Exercise prompt:
Every entry below should be repeated exactly; the pictures should not.

-------- Record set --------

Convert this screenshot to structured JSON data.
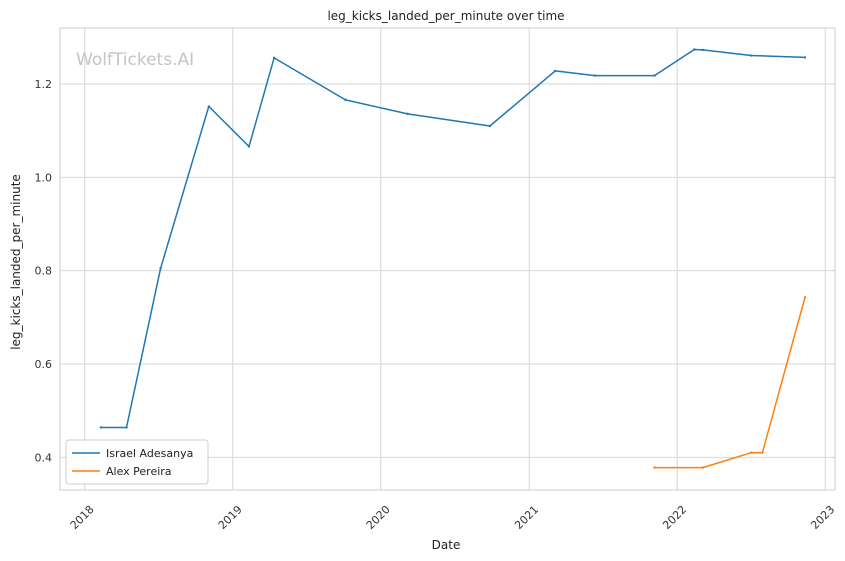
{
  "chart_data": {
    "type": "line",
    "title": "leg_kicks_landed_per_minute over time",
    "xlabel": "Date",
    "ylabel": "leg_kicks_landed_per_minute",
    "watermark": "WolfTickets.AI",
    "x_ticks": [
      "2018",
      "2019",
      "2020",
      "2021",
      "2022",
      "2023"
    ],
    "y_ticks": [
      "0.4",
      "0.6",
      "0.8",
      "1.0",
      "1.2"
    ],
    "xlim": [
      "2017-11-01",
      "2023-01-25"
    ],
    "ylim": [
      0.33,
      1.32
    ],
    "grid": true,
    "legend_position": "lower-left",
    "series": [
      {
        "name": "Israel Adesanya",
        "color": "#1f77b4",
        "points": [
          {
            "x": "2018-02-10",
            "y": 0.464
          },
          {
            "x": "2018-04-14",
            "y": 0.464
          },
          {
            "x": "2018-07-07",
            "y": 0.805
          },
          {
            "x": "2018-11-03",
            "y": 1.152
          },
          {
            "x": "2019-02-10",
            "y": 1.066
          },
          {
            "x": "2019-04-13",
            "y": 1.256
          },
          {
            "x": "2019-10-06",
            "y": 1.166
          },
          {
            "x": "2020-03-07",
            "y": 1.136
          },
          {
            "x": "2020-09-26",
            "y": 1.11
          },
          {
            "x": "2021-03-06",
            "y": 1.228
          },
          {
            "x": "2021-06-12",
            "y": 1.218
          },
          {
            "x": "2021-11-06",
            "y": 1.218
          },
          {
            "x": "2022-02-12",
            "y": 1.274
          },
          {
            "x": "2022-03-05",
            "y": 1.273
          },
          {
            "x": "2022-07-02",
            "y": 1.261
          },
          {
            "x": "2022-11-12",
            "y": 1.257
          }
        ]
      },
      {
        "name": "Alex Pereira",
        "color": "#ff7f0e",
        "points": [
          {
            "x": "2021-11-06",
            "y": 0.378
          },
          {
            "x": "2022-03-05",
            "y": 0.378
          },
          {
            "x": "2022-07-02",
            "y": 0.41
          },
          {
            "x": "2022-07-30",
            "y": 0.41
          },
          {
            "x": "2022-11-12",
            "y": 0.743
          }
        ]
      }
    ]
  }
}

--------

Answer to the problem:
Convert this screenshot to structured JSON data.
{
  "chart_data": {
    "type": "line",
    "title": "leg_kicks_landed_per_minute over time",
    "xlabel": "Date",
    "ylabel": "leg_kicks_landed_per_minute",
    "watermark": "WolfTickets.AI",
    "x_ticks": [
      "2018",
      "2019",
      "2020",
      "2021",
      "2022",
      "2023"
    ],
    "y_ticks": [
      "0.4",
      "0.6",
      "0.8",
      "1.0",
      "1.2"
    ],
    "xlim": [
      "2017-11-01",
      "2023-01-25"
    ],
    "ylim": [
      0.33,
      1.32
    ],
    "grid": true,
    "legend_position": "lower-left",
    "series": [
      {
        "name": "Israel Adesanya",
        "color": "#1f77b4",
        "points": [
          {
            "x": "2018-02-10",
            "y": 0.464
          },
          {
            "x": "2018-04-14",
            "y": 0.464
          },
          {
            "x": "2018-07-07",
            "y": 0.805
          },
          {
            "x": "2018-11-03",
            "y": 1.152
          },
          {
            "x": "2019-02-10",
            "y": 1.066
          },
          {
            "x": "2019-04-13",
            "y": 1.256
          },
          {
            "x": "2019-10-06",
            "y": 1.166
          },
          {
            "x": "2020-03-07",
            "y": 1.136
          },
          {
            "x": "2020-09-26",
            "y": 1.11
          },
          {
            "x": "2021-03-06",
            "y": 1.228
          },
          {
            "x": "2021-06-12",
            "y": 1.218
          },
          {
            "x": "2021-11-06",
            "y": 1.218
          },
          {
            "x": "2022-02-12",
            "y": 1.274
          },
          {
            "x": "2022-03-05",
            "y": 1.273
          },
          {
            "x": "2022-07-02",
            "y": 1.261
          },
          {
            "x": "2022-11-12",
            "y": 1.257
          }
        ]
      },
      {
        "name": "Alex Pereira",
        "color": "#ff7f0e",
        "points": [
          {
            "x": "2021-11-06",
            "y": 0.378
          },
          {
            "x": "2022-03-05",
            "y": 0.378
          },
          {
            "x": "2022-07-02",
            "y": 0.41
          },
          {
            "x": "2022-07-30",
            "y": 0.41
          },
          {
            "x": "2022-11-12",
            "y": 0.743
          }
        ]
      }
    ]
  }
}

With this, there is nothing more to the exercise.